The data Block Start
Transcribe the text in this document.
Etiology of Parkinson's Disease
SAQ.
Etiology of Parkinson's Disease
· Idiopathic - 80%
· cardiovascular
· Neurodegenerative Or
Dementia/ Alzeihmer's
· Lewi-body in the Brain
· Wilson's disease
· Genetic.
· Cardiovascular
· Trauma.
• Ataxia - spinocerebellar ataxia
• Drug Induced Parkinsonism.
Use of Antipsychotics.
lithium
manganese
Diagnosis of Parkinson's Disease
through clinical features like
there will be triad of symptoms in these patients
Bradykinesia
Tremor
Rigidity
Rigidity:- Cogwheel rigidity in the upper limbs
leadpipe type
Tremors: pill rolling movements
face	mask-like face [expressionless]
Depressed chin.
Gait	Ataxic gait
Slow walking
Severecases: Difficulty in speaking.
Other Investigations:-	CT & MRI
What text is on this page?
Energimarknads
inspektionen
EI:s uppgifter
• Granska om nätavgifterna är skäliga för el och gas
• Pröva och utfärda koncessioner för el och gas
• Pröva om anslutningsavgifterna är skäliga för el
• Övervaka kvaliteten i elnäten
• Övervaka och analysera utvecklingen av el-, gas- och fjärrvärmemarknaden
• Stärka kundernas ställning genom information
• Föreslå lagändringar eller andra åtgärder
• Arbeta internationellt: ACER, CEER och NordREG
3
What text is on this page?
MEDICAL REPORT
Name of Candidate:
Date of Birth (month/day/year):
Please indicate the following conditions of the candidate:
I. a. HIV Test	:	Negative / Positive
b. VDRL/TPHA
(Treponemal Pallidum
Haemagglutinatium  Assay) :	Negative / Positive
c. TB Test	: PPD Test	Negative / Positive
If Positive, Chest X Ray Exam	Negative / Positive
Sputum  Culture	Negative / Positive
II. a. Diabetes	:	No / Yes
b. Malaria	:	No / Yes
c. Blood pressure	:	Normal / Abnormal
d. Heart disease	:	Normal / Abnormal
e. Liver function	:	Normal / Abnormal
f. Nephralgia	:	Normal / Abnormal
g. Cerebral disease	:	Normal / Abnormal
The data Block End
Your instructions:
In the data above, copy every line where the string "Positive" appears.

Output for this exercise:
I. a. HIV Test	:	Negative / Positive
Haemagglutinatium  Assay) :	Negative / Positive
c. TB Test	: PPD Test	Negative / Positive
If Positive, Chest X Ray Exam	Negative / Positive
Sputum  Culture	Negative / Positive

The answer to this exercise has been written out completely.